--- BEGIN RECORDS ---

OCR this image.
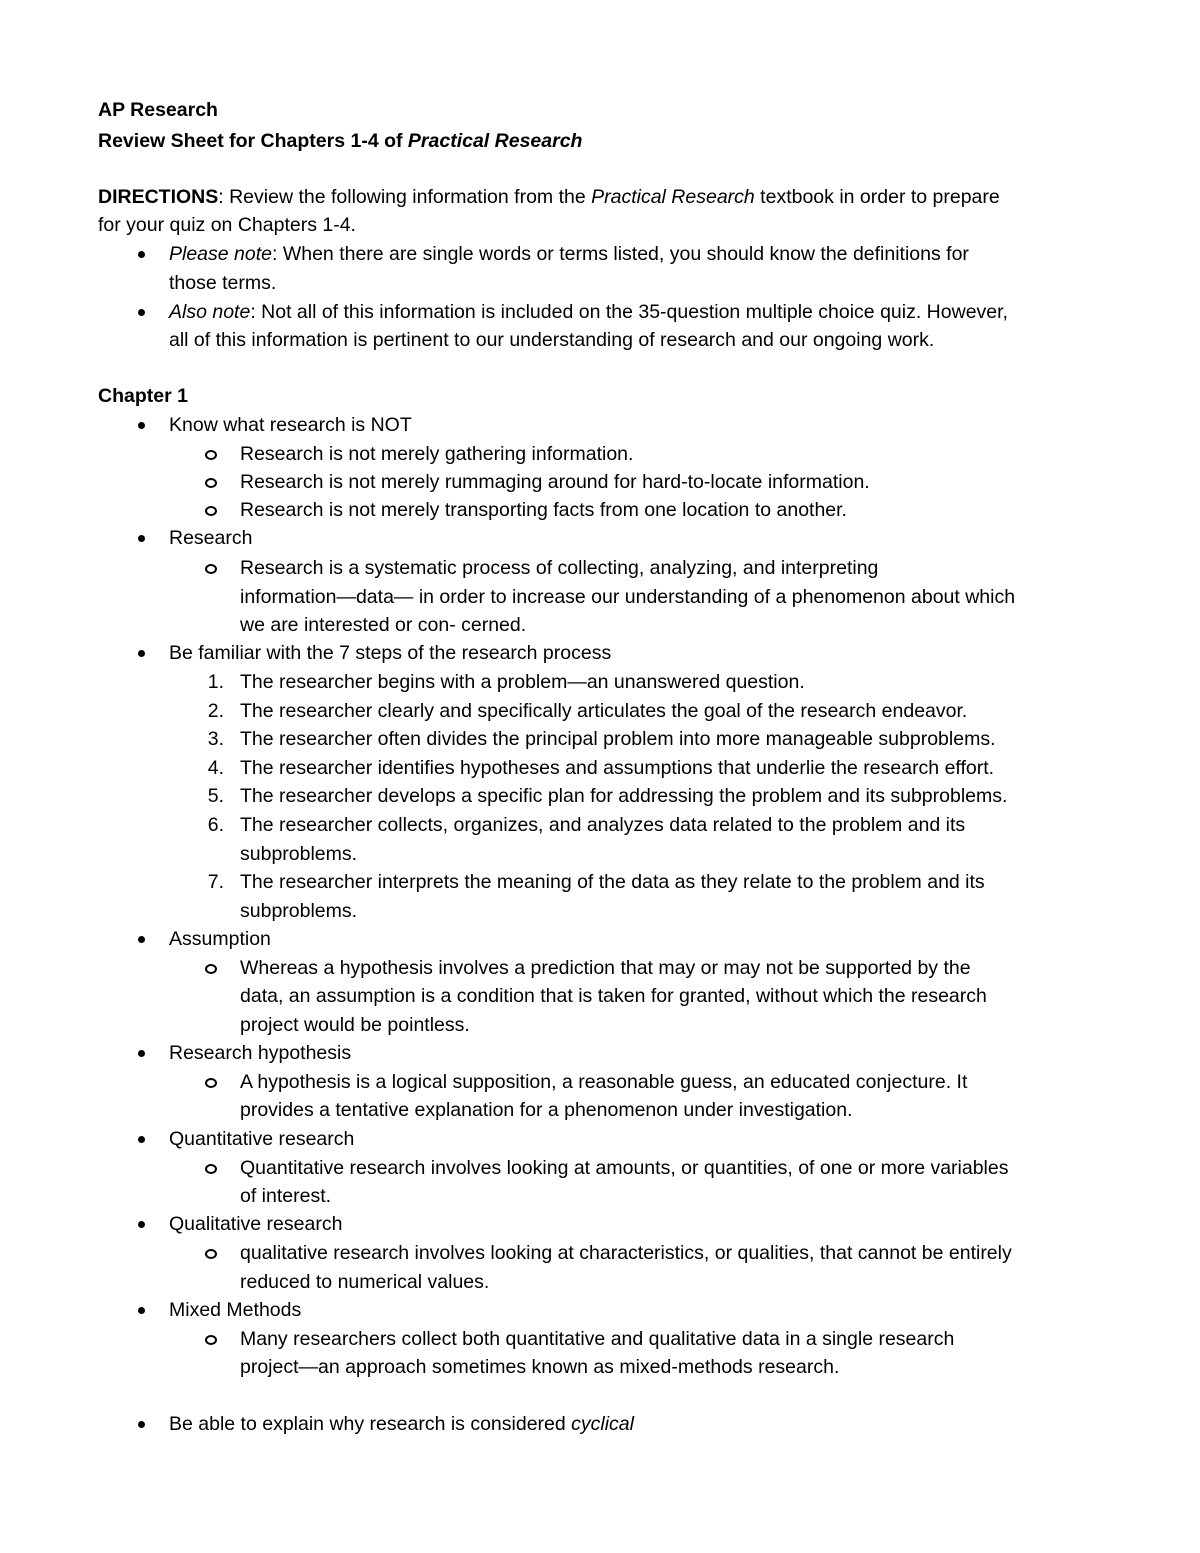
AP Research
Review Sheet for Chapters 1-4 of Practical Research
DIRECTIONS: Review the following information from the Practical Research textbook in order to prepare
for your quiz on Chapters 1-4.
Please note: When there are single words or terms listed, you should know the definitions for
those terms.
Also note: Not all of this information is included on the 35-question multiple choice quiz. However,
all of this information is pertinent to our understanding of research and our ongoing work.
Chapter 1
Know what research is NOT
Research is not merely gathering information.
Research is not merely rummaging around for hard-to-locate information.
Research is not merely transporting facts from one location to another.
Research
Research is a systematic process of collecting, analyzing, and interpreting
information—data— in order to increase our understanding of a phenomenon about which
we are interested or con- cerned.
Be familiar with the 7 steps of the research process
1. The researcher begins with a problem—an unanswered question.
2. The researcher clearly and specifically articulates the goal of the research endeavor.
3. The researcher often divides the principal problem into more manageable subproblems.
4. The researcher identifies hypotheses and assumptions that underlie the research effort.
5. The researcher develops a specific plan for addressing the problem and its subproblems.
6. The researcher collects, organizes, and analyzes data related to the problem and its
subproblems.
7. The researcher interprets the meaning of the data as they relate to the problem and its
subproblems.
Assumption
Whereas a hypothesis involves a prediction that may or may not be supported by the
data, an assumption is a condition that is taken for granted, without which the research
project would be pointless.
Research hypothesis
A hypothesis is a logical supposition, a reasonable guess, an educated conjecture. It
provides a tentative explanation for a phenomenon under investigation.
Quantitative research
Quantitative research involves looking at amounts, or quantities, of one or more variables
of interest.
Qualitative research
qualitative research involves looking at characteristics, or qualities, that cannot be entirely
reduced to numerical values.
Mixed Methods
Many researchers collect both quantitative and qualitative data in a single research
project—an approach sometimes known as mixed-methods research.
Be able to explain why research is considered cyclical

--- END RECORDS ---
--- BEGIN RECORDS ---

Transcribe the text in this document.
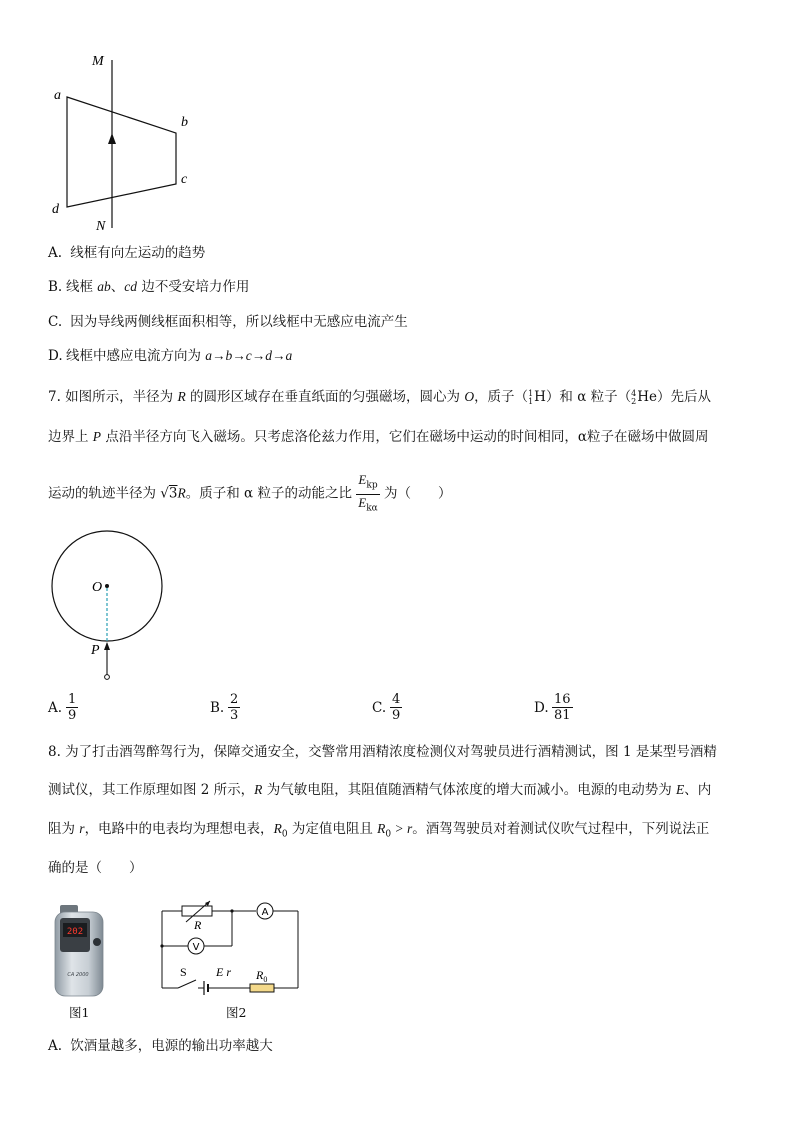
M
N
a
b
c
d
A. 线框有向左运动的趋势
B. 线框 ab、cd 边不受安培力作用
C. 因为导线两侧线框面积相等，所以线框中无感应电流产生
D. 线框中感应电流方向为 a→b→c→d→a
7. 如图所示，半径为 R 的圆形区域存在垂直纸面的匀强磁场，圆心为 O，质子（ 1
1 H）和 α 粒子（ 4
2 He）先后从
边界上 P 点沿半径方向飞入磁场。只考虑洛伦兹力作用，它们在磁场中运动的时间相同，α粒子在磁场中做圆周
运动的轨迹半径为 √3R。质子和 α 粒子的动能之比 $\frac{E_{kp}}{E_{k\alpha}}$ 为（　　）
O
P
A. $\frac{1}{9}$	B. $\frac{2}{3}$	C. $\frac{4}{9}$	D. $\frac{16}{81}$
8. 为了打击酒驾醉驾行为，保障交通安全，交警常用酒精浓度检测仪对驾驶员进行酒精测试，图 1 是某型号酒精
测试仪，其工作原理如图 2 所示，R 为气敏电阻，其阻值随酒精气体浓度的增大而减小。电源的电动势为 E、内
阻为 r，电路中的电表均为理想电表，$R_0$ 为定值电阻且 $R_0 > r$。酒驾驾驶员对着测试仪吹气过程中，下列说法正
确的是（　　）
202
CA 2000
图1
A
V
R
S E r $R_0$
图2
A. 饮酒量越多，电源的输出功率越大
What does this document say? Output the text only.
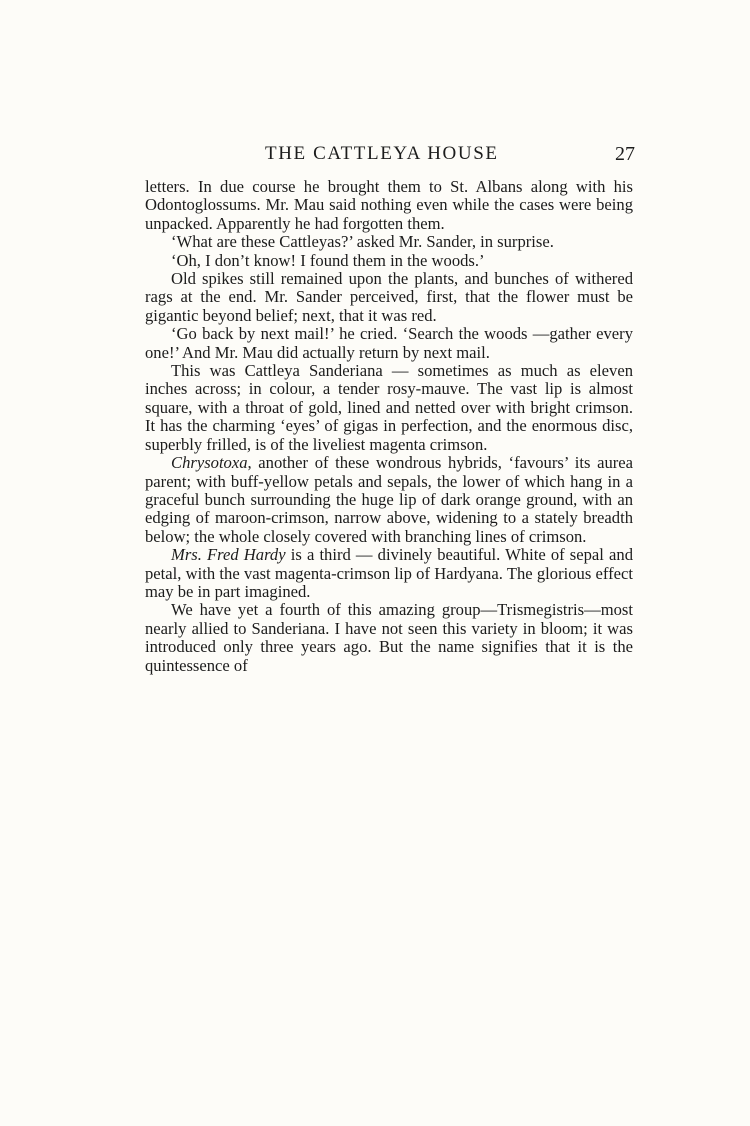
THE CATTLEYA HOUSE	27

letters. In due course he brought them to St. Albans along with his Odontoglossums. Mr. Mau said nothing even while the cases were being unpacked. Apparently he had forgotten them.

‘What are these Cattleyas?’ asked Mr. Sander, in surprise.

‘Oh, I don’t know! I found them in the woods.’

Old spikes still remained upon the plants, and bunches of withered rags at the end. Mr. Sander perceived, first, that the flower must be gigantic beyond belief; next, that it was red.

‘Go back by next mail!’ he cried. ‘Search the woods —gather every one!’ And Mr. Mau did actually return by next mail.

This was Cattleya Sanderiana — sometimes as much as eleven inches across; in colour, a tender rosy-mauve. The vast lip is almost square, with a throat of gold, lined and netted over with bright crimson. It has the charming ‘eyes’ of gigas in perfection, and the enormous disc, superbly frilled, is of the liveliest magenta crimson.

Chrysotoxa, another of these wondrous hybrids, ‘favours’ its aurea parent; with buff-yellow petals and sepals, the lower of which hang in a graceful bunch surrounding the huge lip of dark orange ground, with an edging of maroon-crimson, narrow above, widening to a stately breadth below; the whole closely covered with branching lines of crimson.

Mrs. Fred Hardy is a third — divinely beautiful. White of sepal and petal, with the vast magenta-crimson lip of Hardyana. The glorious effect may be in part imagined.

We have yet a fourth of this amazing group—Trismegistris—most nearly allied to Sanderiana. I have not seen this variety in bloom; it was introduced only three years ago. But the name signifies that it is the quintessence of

--- END RECORDS ---

GOAL OF THE EXERCISE> Copy each line from the data above that includes "Chapters".

OUTPUT OF THE TASK>
Review Sheet for Chapters 1-4 of Practical Research
for your quiz on Chapters 1-4.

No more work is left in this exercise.